→ **SET EXERCISE**: Report each line of the data that includes the word "people".

→ **TASK INPUT**:
START

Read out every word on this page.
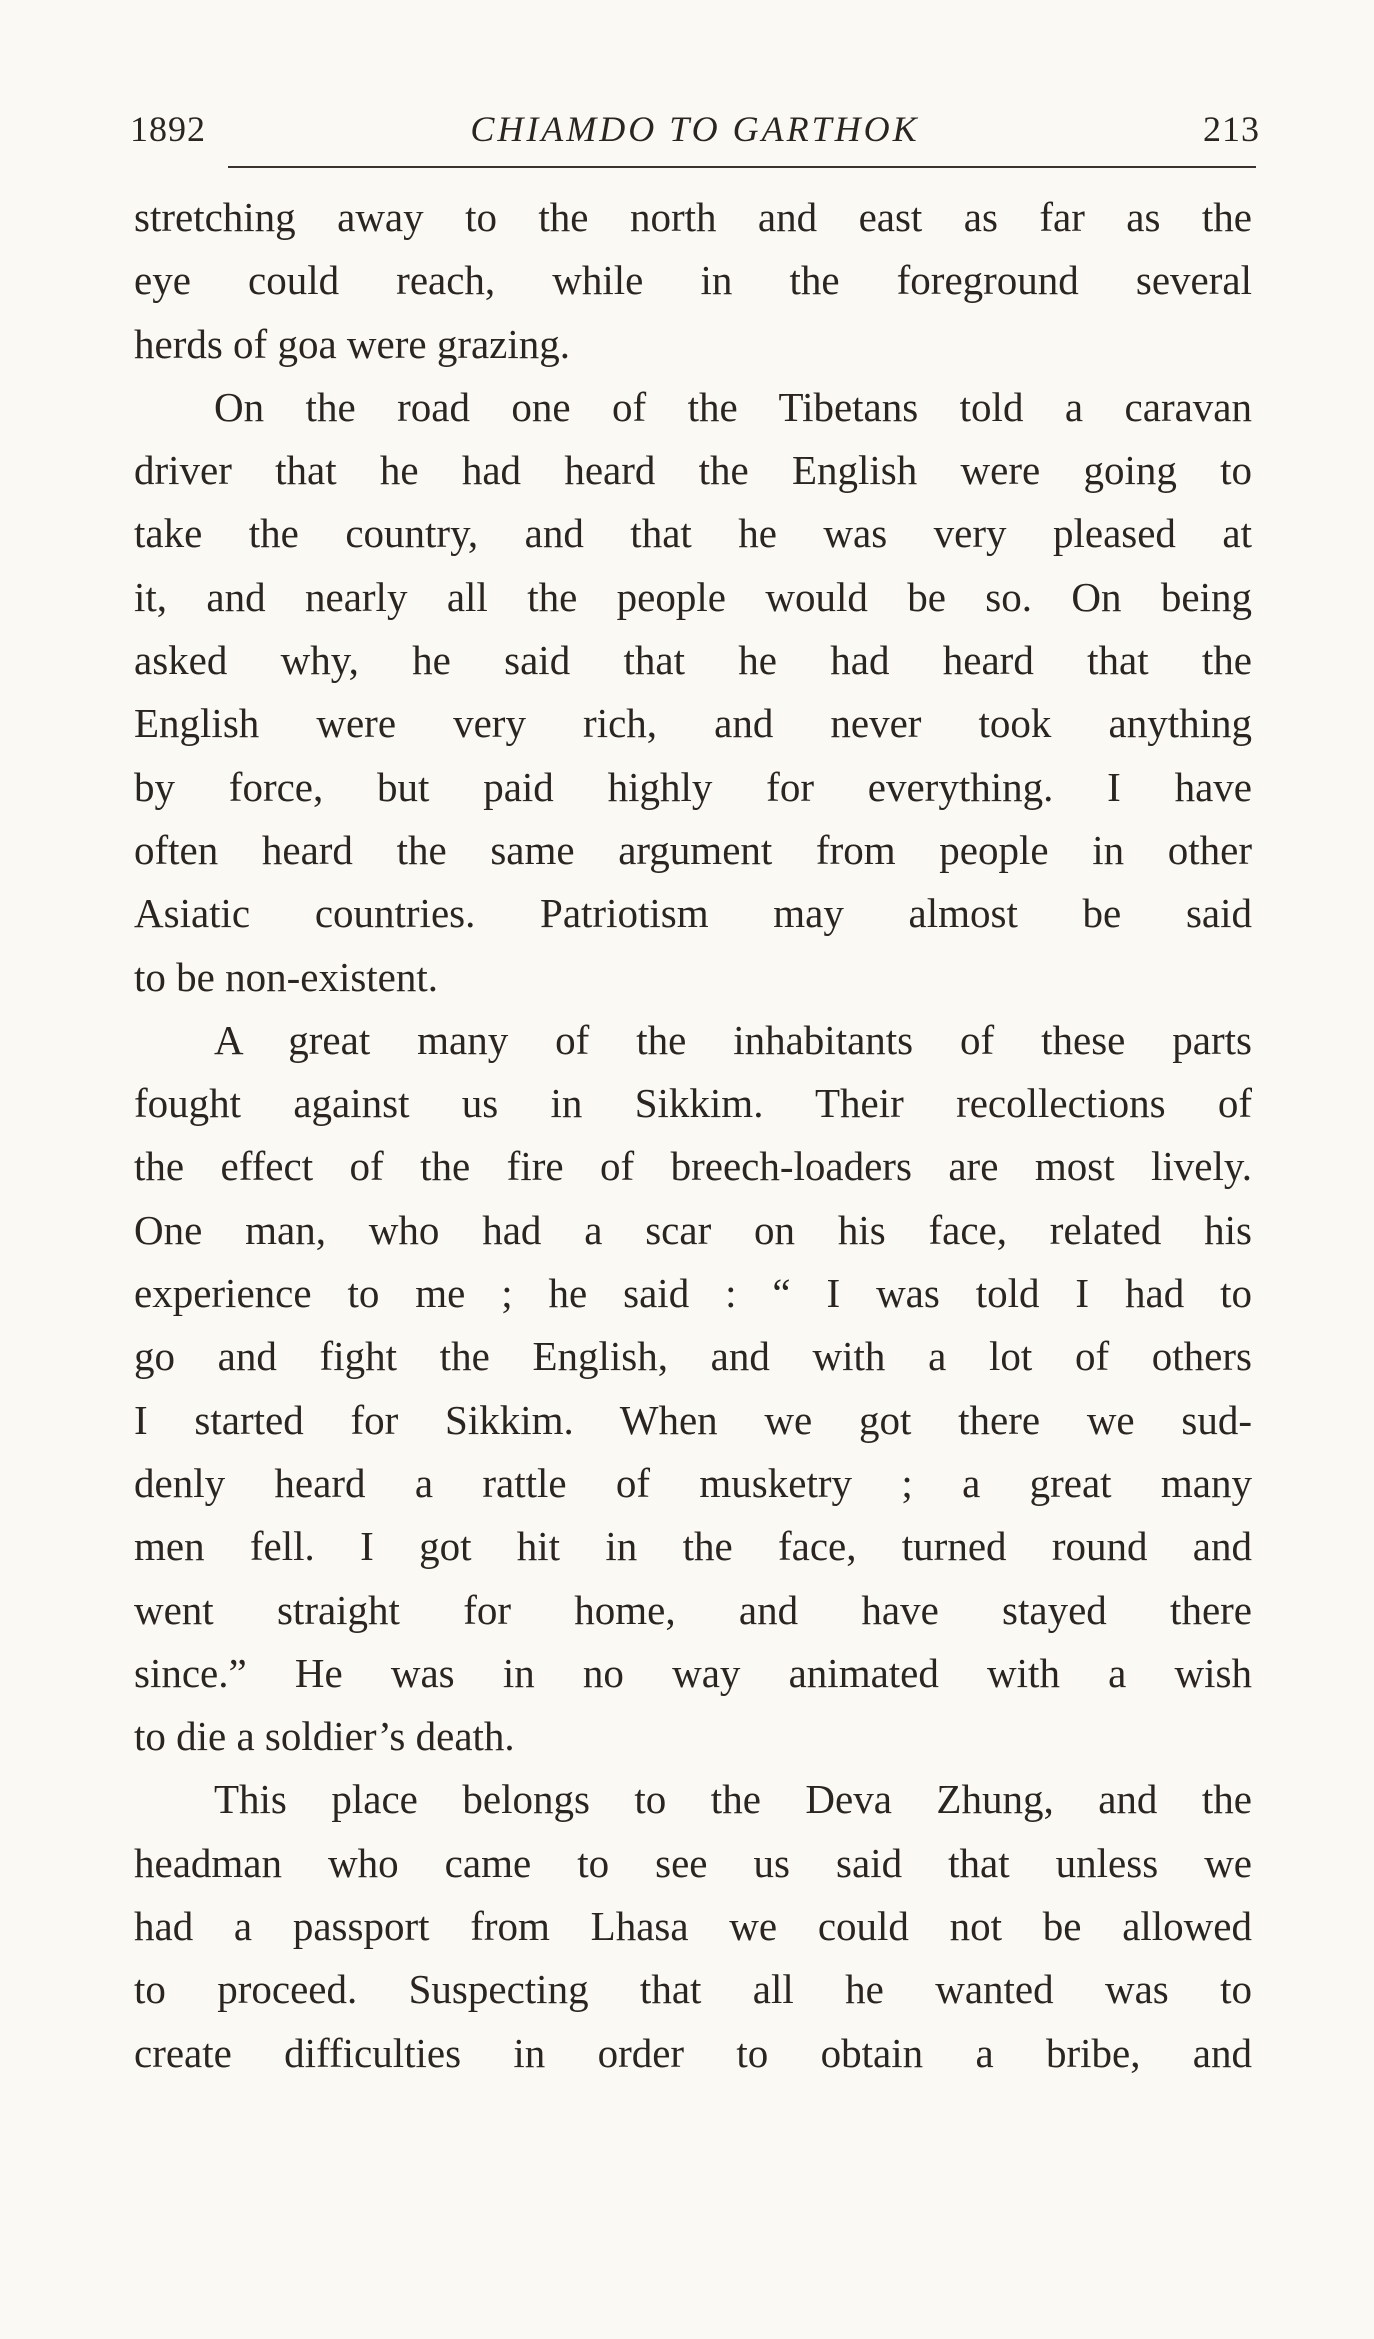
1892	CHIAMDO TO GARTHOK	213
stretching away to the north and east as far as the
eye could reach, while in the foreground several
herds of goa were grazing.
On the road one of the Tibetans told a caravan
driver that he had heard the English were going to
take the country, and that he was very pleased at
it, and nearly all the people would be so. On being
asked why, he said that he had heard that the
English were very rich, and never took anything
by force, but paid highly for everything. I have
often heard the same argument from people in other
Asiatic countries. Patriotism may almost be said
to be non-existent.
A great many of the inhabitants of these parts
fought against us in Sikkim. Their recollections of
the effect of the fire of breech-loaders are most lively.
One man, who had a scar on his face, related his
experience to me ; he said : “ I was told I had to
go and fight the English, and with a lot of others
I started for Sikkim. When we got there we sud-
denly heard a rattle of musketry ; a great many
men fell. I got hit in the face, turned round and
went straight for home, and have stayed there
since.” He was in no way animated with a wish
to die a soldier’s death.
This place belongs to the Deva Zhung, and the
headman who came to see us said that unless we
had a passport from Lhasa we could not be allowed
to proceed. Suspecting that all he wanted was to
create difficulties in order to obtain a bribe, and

END
START

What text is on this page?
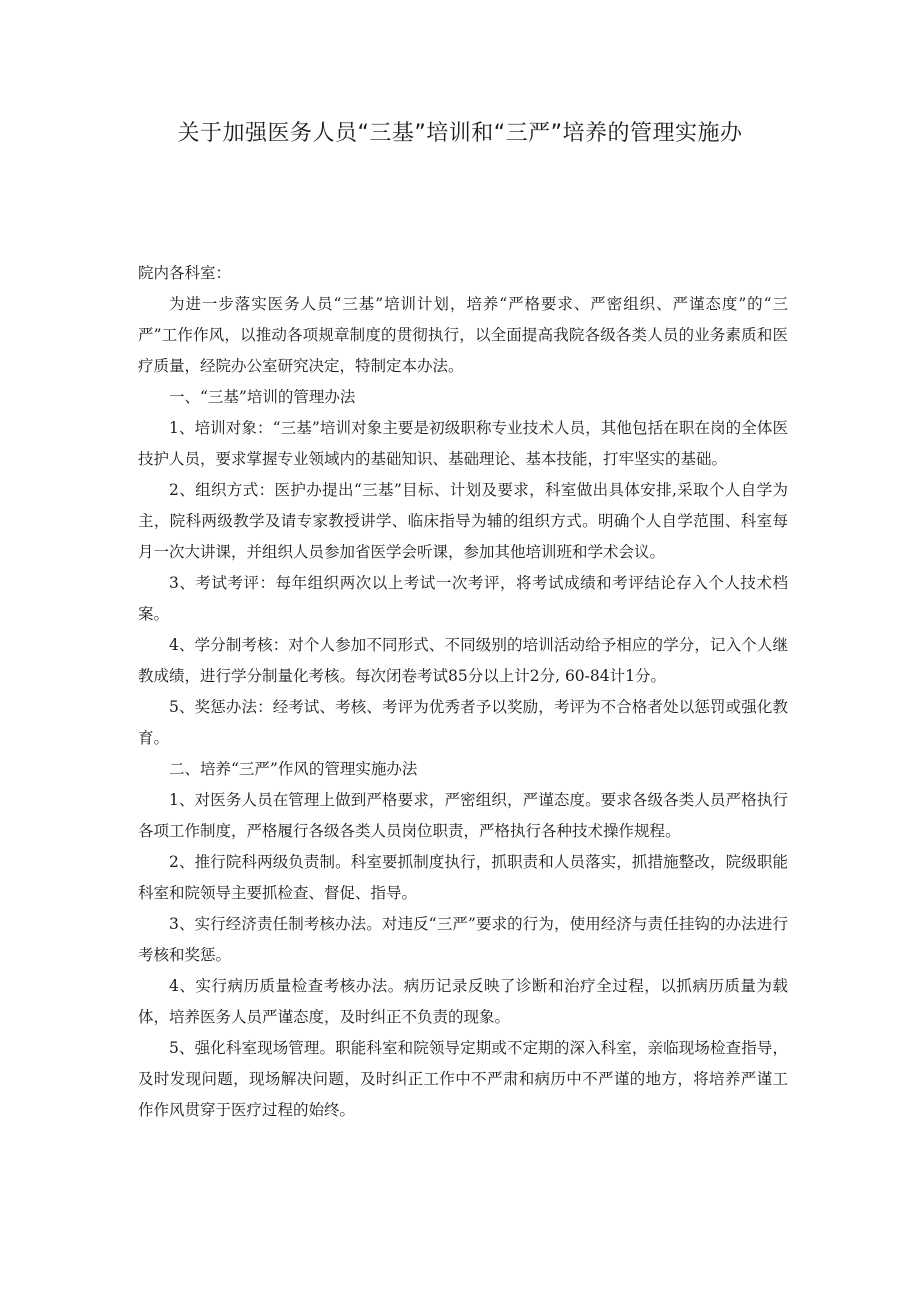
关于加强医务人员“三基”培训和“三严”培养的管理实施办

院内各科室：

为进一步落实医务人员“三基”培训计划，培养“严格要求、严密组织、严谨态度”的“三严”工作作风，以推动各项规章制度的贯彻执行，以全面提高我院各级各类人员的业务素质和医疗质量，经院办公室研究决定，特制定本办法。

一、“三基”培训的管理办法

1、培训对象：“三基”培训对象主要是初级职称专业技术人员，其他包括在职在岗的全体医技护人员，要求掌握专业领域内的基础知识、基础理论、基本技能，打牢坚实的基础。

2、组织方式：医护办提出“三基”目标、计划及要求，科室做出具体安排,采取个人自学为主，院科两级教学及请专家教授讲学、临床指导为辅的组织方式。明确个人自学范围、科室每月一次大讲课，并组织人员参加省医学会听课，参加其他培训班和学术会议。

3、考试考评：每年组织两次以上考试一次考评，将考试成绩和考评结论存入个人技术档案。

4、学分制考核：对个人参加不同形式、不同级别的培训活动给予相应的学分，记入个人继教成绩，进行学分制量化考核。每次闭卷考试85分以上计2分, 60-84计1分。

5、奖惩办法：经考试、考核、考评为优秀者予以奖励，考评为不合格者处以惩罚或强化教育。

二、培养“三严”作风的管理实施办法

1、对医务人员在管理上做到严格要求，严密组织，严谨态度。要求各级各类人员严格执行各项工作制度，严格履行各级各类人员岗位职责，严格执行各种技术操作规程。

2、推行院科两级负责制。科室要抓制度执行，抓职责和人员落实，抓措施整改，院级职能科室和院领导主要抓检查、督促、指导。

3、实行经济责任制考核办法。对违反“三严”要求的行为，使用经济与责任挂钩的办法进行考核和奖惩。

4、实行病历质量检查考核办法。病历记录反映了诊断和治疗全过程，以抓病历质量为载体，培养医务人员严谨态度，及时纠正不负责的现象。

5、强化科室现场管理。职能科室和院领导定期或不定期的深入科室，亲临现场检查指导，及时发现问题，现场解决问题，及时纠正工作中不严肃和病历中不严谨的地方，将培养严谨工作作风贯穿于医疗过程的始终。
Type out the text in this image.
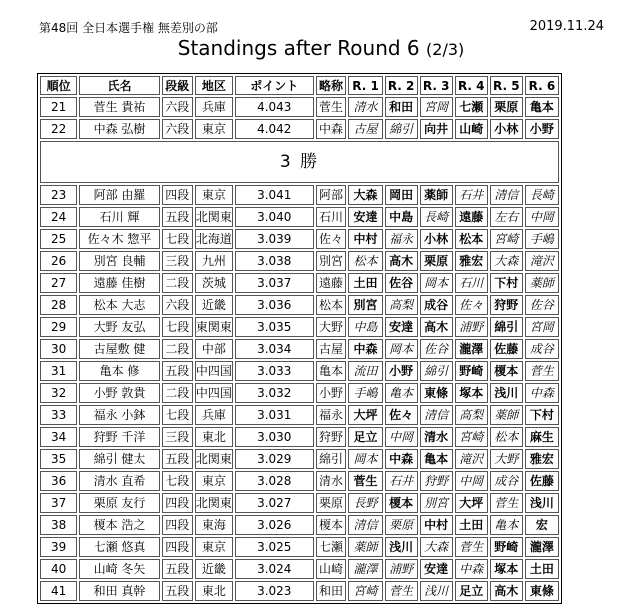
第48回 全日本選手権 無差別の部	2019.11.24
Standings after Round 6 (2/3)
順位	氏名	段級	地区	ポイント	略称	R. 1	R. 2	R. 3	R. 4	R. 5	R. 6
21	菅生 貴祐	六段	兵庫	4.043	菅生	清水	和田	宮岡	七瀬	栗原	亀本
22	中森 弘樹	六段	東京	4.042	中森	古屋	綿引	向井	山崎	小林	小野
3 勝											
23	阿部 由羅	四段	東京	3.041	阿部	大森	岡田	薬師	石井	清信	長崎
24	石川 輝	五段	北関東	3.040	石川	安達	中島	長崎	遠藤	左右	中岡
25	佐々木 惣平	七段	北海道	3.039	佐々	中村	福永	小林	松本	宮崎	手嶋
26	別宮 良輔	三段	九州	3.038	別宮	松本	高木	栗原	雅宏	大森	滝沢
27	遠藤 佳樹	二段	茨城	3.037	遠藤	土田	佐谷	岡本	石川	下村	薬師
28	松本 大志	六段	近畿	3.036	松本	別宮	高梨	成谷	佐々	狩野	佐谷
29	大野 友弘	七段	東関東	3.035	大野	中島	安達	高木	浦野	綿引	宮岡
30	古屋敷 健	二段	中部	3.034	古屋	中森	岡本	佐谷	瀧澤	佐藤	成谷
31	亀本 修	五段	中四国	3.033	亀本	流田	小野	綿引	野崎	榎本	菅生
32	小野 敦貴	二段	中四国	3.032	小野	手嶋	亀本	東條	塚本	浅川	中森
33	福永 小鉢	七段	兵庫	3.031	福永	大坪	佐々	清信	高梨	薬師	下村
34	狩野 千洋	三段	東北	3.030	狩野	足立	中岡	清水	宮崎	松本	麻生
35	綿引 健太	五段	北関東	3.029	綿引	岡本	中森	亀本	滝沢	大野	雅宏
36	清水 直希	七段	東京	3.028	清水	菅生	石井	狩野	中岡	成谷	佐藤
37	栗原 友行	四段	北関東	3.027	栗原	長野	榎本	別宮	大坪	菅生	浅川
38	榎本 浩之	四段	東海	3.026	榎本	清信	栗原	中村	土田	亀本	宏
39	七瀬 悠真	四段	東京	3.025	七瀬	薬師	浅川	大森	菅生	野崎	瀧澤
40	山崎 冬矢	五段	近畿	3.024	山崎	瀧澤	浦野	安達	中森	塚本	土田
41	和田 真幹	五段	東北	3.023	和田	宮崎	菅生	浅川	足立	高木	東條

END

→ **SOLUTION**:
it, and nearly all the people would be so. On being
often heard the same argument from people in other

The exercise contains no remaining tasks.